Go through the records and extract every line with the word "circle".

····················

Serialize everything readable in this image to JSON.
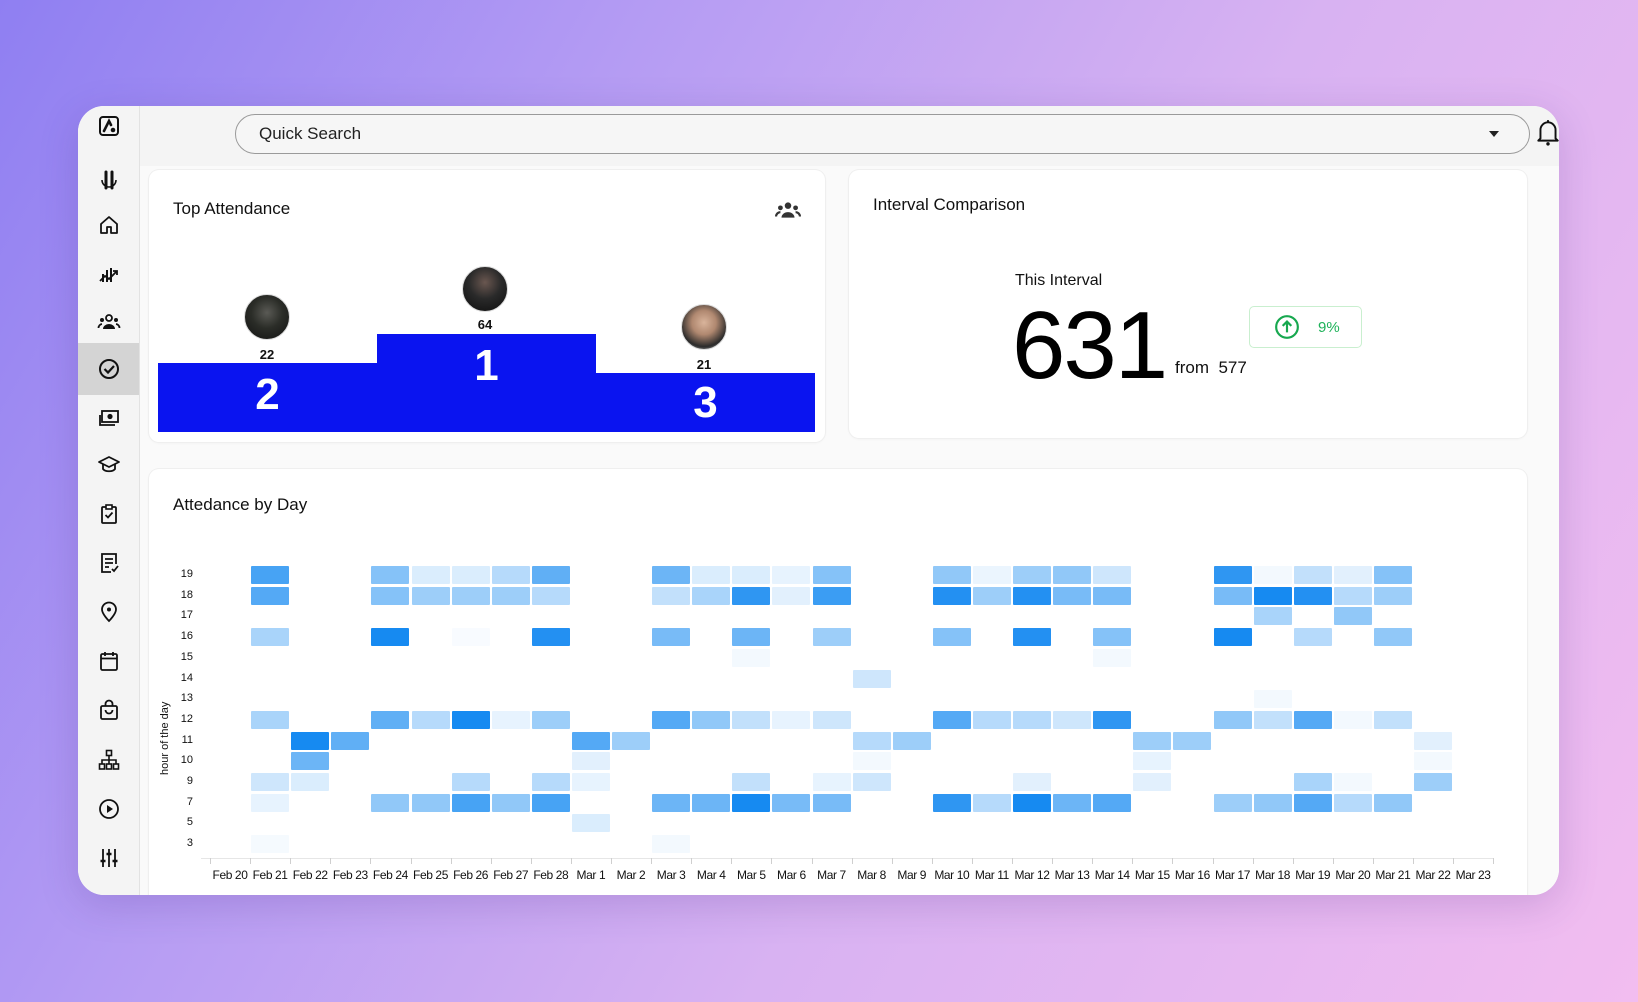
{
  "header": {
    "search_label": "Quick Search",
    "notifications_icon": "bell-icon",
    "profile_icon": "user-avatar"
  },
  "sidebar": {
    "items": [
      {
        "name": "app-logo",
        "icon": "logo-icon"
      },
      {
        "name": "brand",
        "icon": "brand-mark-icon"
      },
      {
        "name": "home",
        "icon": "home-icon"
      },
      {
        "name": "analytics",
        "icon": "chart-trend-icon"
      },
      {
        "name": "members",
        "icon": "group-icon"
      },
      {
        "name": "attendance",
        "icon": "check-circle-icon",
        "active": true
      },
      {
        "name": "payments",
        "icon": "cash-icon"
      },
      {
        "name": "classes",
        "icon": "graduation-cap-icon"
      },
      {
        "name": "tasks",
        "icon": "clipboard-check-icon"
      },
      {
        "name": "reports",
        "icon": "document-check-icon"
      },
      {
        "name": "locations",
        "icon": "map-pin-icon"
      },
      {
        "name": "calendar",
        "icon": "calendar-icon"
      },
      {
        "name": "store",
        "icon": "shopping-bag-icon"
      },
      {
        "name": "organization",
        "icon": "org-chart-icon"
      },
      {
        "name": "videos",
        "icon": "play-circle-icon"
      },
      {
        "name": "settings",
        "icon": "sliders-icon"
      }
    ]
  },
  "top_attendance": {
    "title": "Top Attendance",
    "icon": "group-icon",
    "podium": [
      {
        "rank": "2",
        "count": "22"
      },
      {
        "rank": "1",
        "count": "64"
      },
      {
        "rank": "3",
        "count": "21"
      }
    ],
    "podium_color": "#0a14f0"
  },
  "interval_comparison": {
    "title": "Interval Comparison",
    "label": "This Interval",
    "value": "631",
    "from_label": "from",
    "previous": "577",
    "change": "9%",
    "change_direction": "up",
    "change_color": "#1fb25a"
  },
  "chart_data": {
    "type": "heatmap",
    "title": "Attedance by Day",
    "xlabel": "",
    "ylabel": "hour of the day",
    "x": [
      "Feb 20",
      "Feb 21",
      "Feb 22",
      "Feb 23",
      "Feb 24",
      "Feb 25",
      "Feb 26",
      "Feb 27",
      "Feb 28",
      "Mar 1",
      "Mar 2",
      "Mar 3",
      "Mar 4",
      "Mar 5",
      "Mar 6",
      "Mar 7",
      "Mar 8",
      "Mar 9",
      "Mar 10",
      "Mar 11",
      "Mar 12",
      "Mar 13",
      "Mar 14",
      "Mar 15",
      "Mar 16",
      "Mar 17",
      "Mar 18",
      "Mar 19",
      "Mar 20",
      "Mar 21",
      "Mar 22",
      "Mar 23"
    ],
    "y": [
      "19",
      "18",
      "17",
      "16",
      "15",
      "14",
      "13",
      "12",
      "11",
      "10",
      "9",
      "7",
      "5",
      "3"
    ],
    "color_scale": [
      "#ffffff",
      "#0a84f0"
    ],
    "values_note": "intensity 0-1, rows ordered as y",
    "values": [
      [
        0,
        0.75,
        0,
        0,
        0.5,
        0.15,
        0.15,
        0.3,
        0.65,
        0,
        0,
        0.6,
        0.15,
        0.15,
        0.1,
        0.5,
        0,
        0,
        0.45,
        0.08,
        0.4,
        0.45,
        0.2,
        0,
        0,
        0.85,
        0.05,
        0.25,
        0.12,
        0.5,
        0,
        0
      ],
      [
        0,
        0.7,
        0,
        0,
        0.5,
        0.4,
        0.4,
        0.4,
        0.3,
        0,
        0,
        0.25,
        0.35,
        0.85,
        0.12,
        0.8,
        0,
        0,
        0.9,
        0.4,
        0.9,
        0.55,
        0.55,
        0,
        0,
        0.55,
        0.95,
        0.9,
        0.3,
        0.4,
        0,
        0
      ],
      [
        0,
        0,
        0,
        0,
        0,
        0,
        0,
        0,
        0,
        0,
        0,
        0,
        0,
        0,
        0,
        0,
        0,
        0,
        0,
        0,
        0,
        0,
        0,
        0,
        0,
        0,
        0.35,
        0,
        0.45,
        0,
        0,
        0
      ],
      [
        0,
        0.35,
        0,
        0,
        0.95,
        0,
        0.03,
        0,
        0.9,
        0,
        0,
        0.55,
        0,
        0.6,
        0,
        0.4,
        0,
        0,
        0.5,
        0,
        0.9,
        0,
        0.5,
        0,
        0,
        0.95,
        0,
        0.3,
        0,
        0.45,
        0,
        0
      ],
      [
        0,
        0,
        0,
        0,
        0,
        0,
        0,
        0,
        0,
        0,
        0,
        0,
        0,
        0.05,
        0,
        0,
        0,
        0,
        0,
        0,
        0,
        0,
        0.05,
        0,
        0,
        0,
        0,
        0,
        0,
        0,
        0,
        0
      ],
      [
        0,
        0,
        0,
        0,
        0,
        0,
        0,
        0,
        0,
        0,
        0,
        0,
        0,
        0,
        0,
        0,
        0.2,
        0,
        0,
        0,
        0,
        0,
        0,
        0,
        0,
        0,
        0,
        0,
        0,
        0,
        0,
        0
      ],
      [
        0,
        0,
        0,
        0,
        0,
        0,
        0,
        0,
        0,
        0,
        0,
        0,
        0,
        0,
        0,
        0,
        0,
        0,
        0,
        0,
        0,
        0,
        0,
        0,
        0,
        0,
        0.05,
        0,
        0,
        0,
        0,
        0
      ],
      [
        0,
        0.35,
        0,
        0,
        0.65,
        0.3,
        0.95,
        0.1,
        0.4,
        0,
        0,
        0.7,
        0.45,
        0.25,
        0.1,
        0.2,
        0,
        0,
        0.7,
        0.3,
        0.3,
        0.2,
        0.85,
        0,
        0,
        0.45,
        0.25,
        0.7,
        0.05,
        0.25,
        0,
        0
      ],
      [
        0,
        0,
        0.95,
        0.65,
        0,
        0,
        0,
        0,
        0,
        0.7,
        0.4,
        0,
        0,
        0,
        0,
        0,
        0.3,
        0.4,
        0,
        0,
        0,
        0,
        0,
        0.4,
        0.4,
        0,
        0,
        0,
        0,
        0,
        0.12,
        0
      ],
      [
        0,
        0,
        0.6,
        0,
        0,
        0,
        0,
        0,
        0,
        0.12,
        0,
        0,
        0,
        0,
        0,
        0,
        0.05,
        0,
        0,
        0,
        0,
        0,
        0,
        0.1,
        0,
        0,
        0,
        0,
        0,
        0,
        0.05,
        0
      ],
      [
        0,
        0.2,
        0.15,
        0,
        0,
        0,
        0.3,
        0,
        0.3,
        0.1,
        0,
        0,
        0,
        0.25,
        0,
        0.1,
        0.2,
        0,
        0,
        0,
        0.12,
        0,
        0,
        0.12,
        0,
        0,
        0,
        0.35,
        0.05,
        0,
        0.4,
        0
      ],
      [
        0,
        0.1,
        0,
        0,
        0.45,
        0.45,
        0.75,
        0.45,
        0.75,
        0,
        0,
        0.6,
        0.6,
        0.95,
        0.55,
        0.55,
        0,
        0,
        0.85,
        0.3,
        0.95,
        0.6,
        0.7,
        0,
        0,
        0.4,
        0.45,
        0.7,
        0.3,
        0.45,
        0,
        0
      ],
      [
        0,
        0,
        0,
        0,
        0,
        0,
        0,
        0,
        0,
        0.15,
        0,
        0,
        0,
        0,
        0,
        0,
        0,
        0,
        0,
        0,
        0,
        0,
        0,
        0,
        0,
        0,
        0,
        0,
        0,
        0,
        0,
        0
      ],
      [
        0,
        0.04,
        0,
        0,
        0,
        0,
        0,
        0,
        0,
        0,
        0,
        0.05,
        0,
        0,
        0,
        0,
        0,
        0,
        0,
        0,
        0,
        0,
        0,
        0,
        0,
        0,
        0,
        0,
        0,
        0,
        0,
        0
      ]
    ],
    "grid": false,
    "legend": "none"
  },
  "heatmap_card": {
    "title": "Attedance by Day",
    "y_axis_title": "hour of the day"
  }
}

····················

_SOLUTION FOR THIS EXERCISE_
        "icon": "check-circle-icon",
        "icon": "play-circle-icon"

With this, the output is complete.